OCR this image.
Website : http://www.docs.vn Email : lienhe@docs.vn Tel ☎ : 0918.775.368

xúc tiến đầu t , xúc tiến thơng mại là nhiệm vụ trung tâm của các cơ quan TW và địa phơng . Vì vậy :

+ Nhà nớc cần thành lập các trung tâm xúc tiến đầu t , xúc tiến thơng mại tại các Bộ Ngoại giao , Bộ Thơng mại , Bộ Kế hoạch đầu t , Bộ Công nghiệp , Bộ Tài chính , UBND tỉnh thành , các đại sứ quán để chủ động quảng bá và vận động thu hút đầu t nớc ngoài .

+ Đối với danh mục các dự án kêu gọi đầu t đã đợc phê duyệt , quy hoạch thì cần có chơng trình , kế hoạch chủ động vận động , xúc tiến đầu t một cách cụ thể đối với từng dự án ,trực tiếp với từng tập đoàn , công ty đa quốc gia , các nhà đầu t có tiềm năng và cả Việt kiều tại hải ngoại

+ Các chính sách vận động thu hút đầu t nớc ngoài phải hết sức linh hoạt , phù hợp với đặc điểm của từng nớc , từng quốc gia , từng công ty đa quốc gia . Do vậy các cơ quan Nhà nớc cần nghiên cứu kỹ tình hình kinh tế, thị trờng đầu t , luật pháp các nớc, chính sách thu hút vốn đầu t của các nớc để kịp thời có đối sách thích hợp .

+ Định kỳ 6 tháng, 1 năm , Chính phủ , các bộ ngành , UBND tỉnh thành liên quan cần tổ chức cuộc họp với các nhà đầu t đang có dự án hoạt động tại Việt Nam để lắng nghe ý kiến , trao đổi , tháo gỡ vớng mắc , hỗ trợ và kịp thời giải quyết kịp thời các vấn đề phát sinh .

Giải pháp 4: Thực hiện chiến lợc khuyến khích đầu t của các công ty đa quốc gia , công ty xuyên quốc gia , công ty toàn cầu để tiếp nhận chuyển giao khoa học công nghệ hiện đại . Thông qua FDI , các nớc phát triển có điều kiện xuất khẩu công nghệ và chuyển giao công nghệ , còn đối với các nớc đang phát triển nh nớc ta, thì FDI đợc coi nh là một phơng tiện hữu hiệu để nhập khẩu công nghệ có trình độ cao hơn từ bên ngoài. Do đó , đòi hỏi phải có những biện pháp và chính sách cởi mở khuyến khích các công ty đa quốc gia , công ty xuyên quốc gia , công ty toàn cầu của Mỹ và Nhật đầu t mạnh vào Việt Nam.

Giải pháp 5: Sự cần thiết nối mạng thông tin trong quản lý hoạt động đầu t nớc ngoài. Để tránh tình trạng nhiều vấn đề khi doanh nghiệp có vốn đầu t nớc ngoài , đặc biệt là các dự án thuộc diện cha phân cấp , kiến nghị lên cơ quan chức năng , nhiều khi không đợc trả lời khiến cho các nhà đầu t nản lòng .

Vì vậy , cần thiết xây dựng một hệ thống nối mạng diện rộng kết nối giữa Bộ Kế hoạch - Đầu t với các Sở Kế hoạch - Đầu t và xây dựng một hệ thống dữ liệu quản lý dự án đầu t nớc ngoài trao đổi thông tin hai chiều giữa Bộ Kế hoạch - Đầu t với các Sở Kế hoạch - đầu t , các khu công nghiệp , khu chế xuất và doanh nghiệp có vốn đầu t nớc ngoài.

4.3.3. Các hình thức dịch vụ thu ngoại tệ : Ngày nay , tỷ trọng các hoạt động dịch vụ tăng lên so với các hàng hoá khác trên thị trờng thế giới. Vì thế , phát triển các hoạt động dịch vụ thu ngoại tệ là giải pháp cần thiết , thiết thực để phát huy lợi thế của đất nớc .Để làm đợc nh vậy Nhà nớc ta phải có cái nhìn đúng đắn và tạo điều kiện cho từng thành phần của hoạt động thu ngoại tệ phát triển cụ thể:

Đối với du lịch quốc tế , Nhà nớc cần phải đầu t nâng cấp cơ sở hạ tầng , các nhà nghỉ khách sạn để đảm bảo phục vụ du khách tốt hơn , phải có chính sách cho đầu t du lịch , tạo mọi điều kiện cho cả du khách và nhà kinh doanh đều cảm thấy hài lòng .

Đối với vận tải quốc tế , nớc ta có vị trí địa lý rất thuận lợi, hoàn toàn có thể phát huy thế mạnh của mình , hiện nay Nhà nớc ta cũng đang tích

**Description of the task**
Word for word, write out all of the data above.

**Final answer**
OCR this image.
Website : http://www.docs.vn Email : lienhe@docs.vn Tel ☎ : 0918.775.368

xúc tiến đầu t , xúc tiến thơng mại là nhiệm vụ trung tâm của các cơ quan TW và địa phơng . Vì vậy :

+ Nhà nớc cần thành lập các trung tâm xúc tiến đầu t , xúc tiến thơng mại tại các Bộ Ngoại giao , Bộ Thơng mại , Bộ Kế hoạch đầu t , Bộ Công nghiệp , Bộ Tài chính , UBND tỉnh thành , các đại sứ quán để chủ động quảng bá và vận động thu hút đầu t nớc ngoài .

+ Đối với danh mục các dự án kêu gọi đầu t đã đợc phê duyệt , quy hoạch thì cần có chơng trình , kế hoạch chủ động vận động , xúc tiến đầu t một cách cụ thể đối với từng dự án ,trực tiếp với từng tập đoàn , công ty đa quốc gia , các nhà đầu t có tiềm năng và cả Việt kiều tại hải ngoại

+ Các chính sách vận động thu hút đầu t nớc ngoài phải hết sức linh hoạt , phù hợp với đặc điểm của từng nớc , từng quốc gia , từng công ty đa quốc gia . Do vậy các cơ quan Nhà nớc cần nghiên cứu kỹ tình hình kinh tế, thị trờng đầu t , luật pháp các nớc, chính sách thu hút vốn đầu t của các nớc để kịp thời có đối sách thích hợp .

+ Định kỳ 6 tháng, 1 năm , Chính phủ , các bộ ngành , UBND tỉnh thành liên quan cần tổ chức cuộc họp với các nhà đầu t đang có dự án hoạt động tại Việt Nam để lắng nghe ý kiến , trao đổi , tháo gỡ vớng mắc , hỗ trợ và kịp thời giải quyết kịp thời các vấn đề phát sinh .

Giải pháp 4: Thực hiện chiến lợc khuyến khích đầu t của các công ty đa quốc gia , công ty xuyên quốc gia , công ty toàn cầu để tiếp nhận chuyển giao khoa học công nghệ hiện đại . Thông qua FDI , các nớc phát triển có điều kiện xuất khẩu công nghệ và chuyển giao công nghệ , còn đối với các nớc đang phát triển nh nớc ta, thì FDI đợc coi nh là một phơng tiện hữu hiệu để nhập khẩu công nghệ có trình độ cao hơn từ bên ngoài. Do đó , đòi hỏi phải có những biện pháp và chính sách cởi mở khuyến khích các công ty đa quốc gia , công ty xuyên quốc gia , công ty toàn cầu của Mỹ và Nhật đầu t mạnh vào Việt Nam.

Giải pháp 5: Sự cần thiết nối mạng thông tin trong quản lý hoạt động đầu t nớc ngoài. Để tránh tình trạng nhiều vấn đề khi doanh nghiệp có vốn đầu t nớc ngoài , đặc biệt là các dự án thuộc diện cha phân cấp , kiến nghị lên cơ quan chức năng , nhiều khi không đợc trả lời khiến cho các nhà đầu t nản lòng .

Vì vậy , cần thiết xây dựng một hệ thống nối mạng diện rộng kết nối giữa Bộ Kế hoạch - Đầu t với các Sở Kế hoạch - Đầu t và xây dựng một hệ thống dữ liệu quản lý dự án đầu t nớc ngoài trao đổi thông tin hai chiều giữa Bộ Kế hoạch - Đầu t với các Sở Kế hoạch - đầu t , các khu công nghiệp , khu chế xuất và doanh nghiệp có vốn đầu t nớc ngoài.

4.3.3. Các hình thức dịch vụ thu ngoại tệ : Ngày nay , tỷ trọng các hoạt động dịch vụ tăng lên so với các hàng hoá khác trên thị trờng thế giới. Vì thế , phát triển các hoạt động dịch vụ thu ngoại tệ là giải pháp cần thiết , thiết thực để phát huy lợi thế của đất nớc .Để làm đợc nh vậy Nhà nớc ta phải có cái nhìn đúng đắn và tạo điều kiện cho từng thành phần của hoạt động thu ngoại tệ phát triển cụ thể:

Đối với du lịch quốc tế , Nhà nớc cần phải đầu t nâng cấp cơ sở hạ tầng , các nhà nghỉ khách sạn để đảm bảo phục vụ du khách tốt hơn , phải có chính sách cho đầu t du lịch , tạo mọi điều kiện cho cả du khách và nhà kinh doanh đều cảm thấy hài lòng .

Đối với vận tải quốc tế , nớc ta có vị trí địa lý rất thuận lợi, hoàn toàn có thể phát huy thế mạnh của mình , hiện nay Nhà nớc ta cũng đang tích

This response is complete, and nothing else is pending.